*** Material for this exercise

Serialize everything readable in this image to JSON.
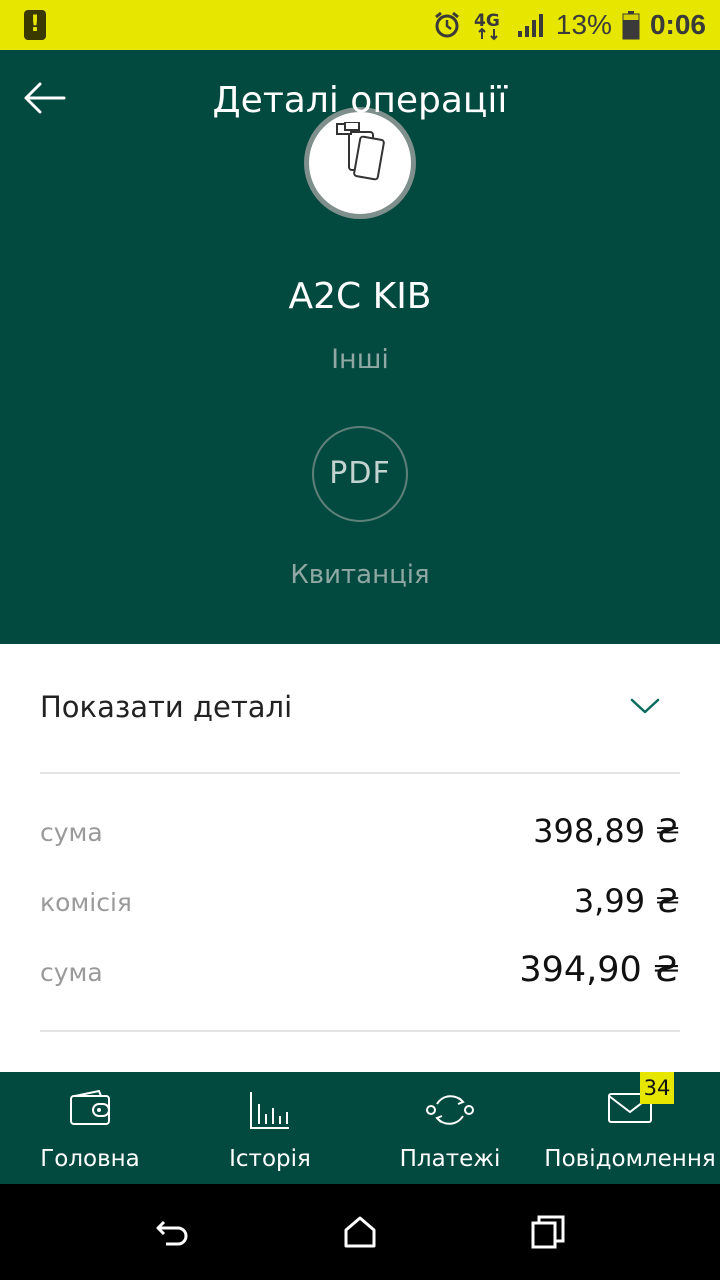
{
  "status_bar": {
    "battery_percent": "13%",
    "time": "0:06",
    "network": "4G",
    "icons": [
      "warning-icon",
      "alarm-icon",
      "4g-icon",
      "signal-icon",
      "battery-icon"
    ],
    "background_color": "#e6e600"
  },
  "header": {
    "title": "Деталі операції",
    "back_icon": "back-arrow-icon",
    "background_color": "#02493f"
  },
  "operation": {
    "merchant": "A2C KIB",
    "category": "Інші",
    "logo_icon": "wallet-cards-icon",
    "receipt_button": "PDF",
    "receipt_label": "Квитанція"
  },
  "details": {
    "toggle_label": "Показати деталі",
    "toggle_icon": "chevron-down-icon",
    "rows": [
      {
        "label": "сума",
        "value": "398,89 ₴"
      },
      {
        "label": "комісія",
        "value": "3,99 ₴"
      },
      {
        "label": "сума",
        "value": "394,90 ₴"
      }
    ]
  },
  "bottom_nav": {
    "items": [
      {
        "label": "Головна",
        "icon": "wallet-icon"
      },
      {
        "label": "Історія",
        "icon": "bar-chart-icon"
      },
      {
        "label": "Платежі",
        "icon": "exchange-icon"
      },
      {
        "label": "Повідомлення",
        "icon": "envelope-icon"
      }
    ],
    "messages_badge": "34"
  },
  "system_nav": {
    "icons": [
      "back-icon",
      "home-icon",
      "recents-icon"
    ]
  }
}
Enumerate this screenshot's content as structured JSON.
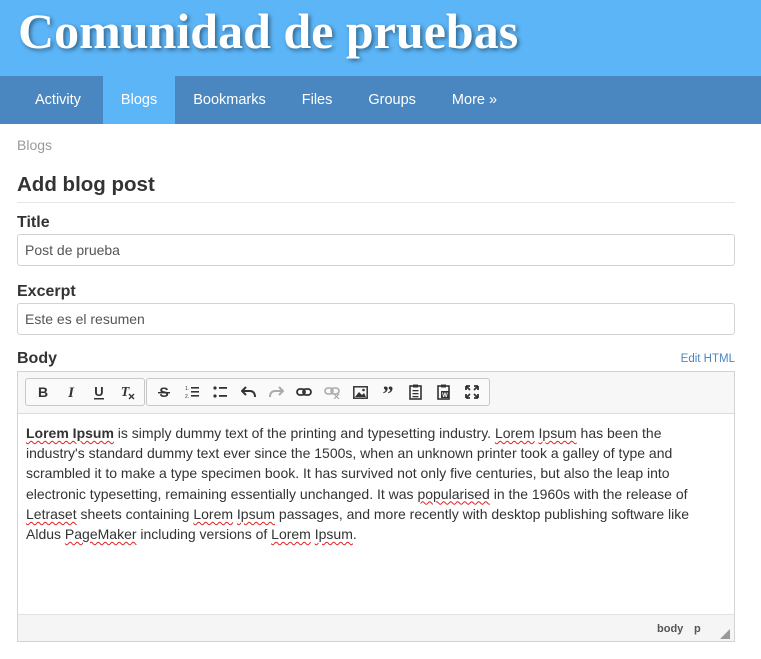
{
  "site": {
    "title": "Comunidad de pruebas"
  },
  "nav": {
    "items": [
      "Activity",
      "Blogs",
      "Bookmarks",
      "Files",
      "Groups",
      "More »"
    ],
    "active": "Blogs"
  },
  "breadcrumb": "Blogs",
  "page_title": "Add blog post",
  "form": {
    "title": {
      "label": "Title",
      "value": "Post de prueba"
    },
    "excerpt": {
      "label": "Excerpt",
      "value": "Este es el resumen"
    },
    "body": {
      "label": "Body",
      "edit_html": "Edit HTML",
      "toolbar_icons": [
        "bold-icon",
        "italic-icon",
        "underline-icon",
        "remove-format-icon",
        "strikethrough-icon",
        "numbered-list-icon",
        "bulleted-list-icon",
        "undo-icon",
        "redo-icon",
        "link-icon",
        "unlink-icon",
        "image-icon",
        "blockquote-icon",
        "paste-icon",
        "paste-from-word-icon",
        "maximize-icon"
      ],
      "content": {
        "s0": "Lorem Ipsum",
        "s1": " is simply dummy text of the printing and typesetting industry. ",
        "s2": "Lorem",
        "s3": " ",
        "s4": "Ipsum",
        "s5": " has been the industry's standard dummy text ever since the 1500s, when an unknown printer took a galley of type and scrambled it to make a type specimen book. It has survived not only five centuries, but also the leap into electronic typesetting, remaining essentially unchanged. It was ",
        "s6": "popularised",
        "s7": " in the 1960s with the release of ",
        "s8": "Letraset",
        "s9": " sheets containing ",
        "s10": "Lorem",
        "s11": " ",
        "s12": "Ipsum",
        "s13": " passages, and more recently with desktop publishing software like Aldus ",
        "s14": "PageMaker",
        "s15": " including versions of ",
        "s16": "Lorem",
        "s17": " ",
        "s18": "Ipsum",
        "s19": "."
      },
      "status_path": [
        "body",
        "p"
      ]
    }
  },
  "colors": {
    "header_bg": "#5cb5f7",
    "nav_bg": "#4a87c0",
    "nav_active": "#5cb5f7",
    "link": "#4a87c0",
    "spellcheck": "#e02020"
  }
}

******

[Exercise objective] Provide only the number of lines in the records containing the string "wallet".

[Finished task] 2